**BLOCCO DI TESTO**
Putin, il terribile annuncio: trema il mondo intero Cronaca

Putin, il terribile annuncio: trema il mondo intero

La tensione intorno a Mosca si intensifica in un contesto di guerra che sembra senza fine. Secondo fonti vicine al Cremlino riportate da Bloomberg, Vladimir Putin starebbe considerando un aumento significativo delle operazioni militari contro l'Ucraina.

Tra le possibili mosse, oltre all'impiego di missili balistici più potenti, si ipotizza l'uso di armi nucleari tattiche, un passaggio che rappresenterebbe un salto drammatico nella conflittualità. La situazione militare per la Russia appare complessa: l'offensiva ha perso efficacia, mentre Kiev continua a colpire con droni obiettivi strategici come basi e infrastrutture energetiche, alimentando così il malcontento di Mosca.

Dal punto di vista diplomatico, i negoziati restano bloccati senza progressi concreti, mantenendo un divario profondo tra le parti in causa. In questo quadro, le autorità occidentali osservano con preoccupazione ogni segnale di possibile cambiamento tattico russo, soprattutto per quanto riguarda attacchi più intensi con missili balistici su città chiave ucraine, mirati soprattutto contro reti energetiche e infrastrutture vitali, con l'inverno alle porte e la popolazione civile più vulnerabile.

**VOCI FORNITE**
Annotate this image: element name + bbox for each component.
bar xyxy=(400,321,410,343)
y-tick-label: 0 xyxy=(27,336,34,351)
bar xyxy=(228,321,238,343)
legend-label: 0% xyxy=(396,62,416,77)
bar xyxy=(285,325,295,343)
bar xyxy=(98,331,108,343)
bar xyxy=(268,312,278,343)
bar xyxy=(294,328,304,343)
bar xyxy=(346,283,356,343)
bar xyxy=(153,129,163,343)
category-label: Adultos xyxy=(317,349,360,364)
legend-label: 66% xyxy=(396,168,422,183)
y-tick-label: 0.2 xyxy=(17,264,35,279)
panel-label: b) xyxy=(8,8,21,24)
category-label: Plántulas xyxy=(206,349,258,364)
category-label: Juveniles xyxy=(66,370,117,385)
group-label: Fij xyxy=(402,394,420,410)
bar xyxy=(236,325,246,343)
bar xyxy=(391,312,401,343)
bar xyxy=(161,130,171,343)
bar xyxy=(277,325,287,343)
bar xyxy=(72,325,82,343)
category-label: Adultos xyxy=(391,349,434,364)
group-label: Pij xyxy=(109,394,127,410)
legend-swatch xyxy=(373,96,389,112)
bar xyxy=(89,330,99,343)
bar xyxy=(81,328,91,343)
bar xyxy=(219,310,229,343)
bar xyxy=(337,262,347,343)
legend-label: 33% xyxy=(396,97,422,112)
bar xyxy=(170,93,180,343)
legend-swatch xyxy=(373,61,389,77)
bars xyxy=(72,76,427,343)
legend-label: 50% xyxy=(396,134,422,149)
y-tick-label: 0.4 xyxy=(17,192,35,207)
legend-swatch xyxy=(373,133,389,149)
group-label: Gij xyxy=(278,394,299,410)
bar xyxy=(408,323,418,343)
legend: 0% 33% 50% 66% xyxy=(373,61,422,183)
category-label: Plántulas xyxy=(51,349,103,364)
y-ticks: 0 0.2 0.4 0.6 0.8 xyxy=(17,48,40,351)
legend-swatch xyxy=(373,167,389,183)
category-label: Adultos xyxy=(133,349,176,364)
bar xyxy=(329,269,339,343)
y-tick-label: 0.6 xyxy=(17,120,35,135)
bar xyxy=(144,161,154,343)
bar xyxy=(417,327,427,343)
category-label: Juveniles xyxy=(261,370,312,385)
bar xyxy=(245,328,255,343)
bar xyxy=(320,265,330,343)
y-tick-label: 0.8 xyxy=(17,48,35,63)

**COMPITI ASSEGNATI**
A. Secondo l'articolo su Putin, quale testata ha riportato le indiscrezioni di fonti vicine al Cremlino?
B. Riporti il passo dell'articolo su Putin che inizia con "Putin, il terribile annuncio: trema il mondo intero Cronaca" e termina con "militari contro l'Ucraina.".
C. Prosegua l'articolo su Putin dal punto in cui si interrompe.
L'elenco non ha alcun legame con l'articolo su Putin.

**RISPOSTE PER PUNTO**
A. Bloomberg.

B.
Putin, il terribile annuncio: trema il mondo intero Cronaca

Putin, il terribile annuncio: trema il mondo intero

La tensione intorno a Mosca si intensifica in un contesto di guerra che sembra senza fine. Secondo fonti vicine al Cremlino riportate da Bloomberg, Vladimir Putin starebbe considerando un aumento significativo delle operazioni militari contro l'Ucraina.

C.
Il tema più allarmante riguarda però il possibile impiego di armi nucleari tattiche, dispositivi con potenza e raggio inferiori rispetto alle testate strategiche, ma in grado di aprire una fase totalmente nuova e imprevedibile del conflitto. L'obiettivo sarebbe aumentare la pressione su Volodymyr Zelensky per costringerlo a cedere. Un elemento che pesa nelle valutazioni di Mosca è anche la difesa aerea ucraina: dopo aperture e richieste da parte di Donald Trump circa un possibile rafforzamento con sistemi Patriot, la posizione americana è tornata più cauta, influenzando probabilmente le strategie russe.

In questo contesto si inserisce la visita a Mosca di John Ratcliffe, direttore della CIA, che potrebbe rappresentare un canale diretto di Washington per mettere in guardia il Cremlino contro qualsiasi nuova escalation, inclusa l'ipotesi di attacchi coinvolgenti Paesi della NATO. Un precedente storico rende la situazione ancora più tesa: nel 2021 William Burns, allora capo della CIA, avvertì Putin dei rischi di un’invasione, ma l’attacco ebbe comunque inizio pochi mesi dopo.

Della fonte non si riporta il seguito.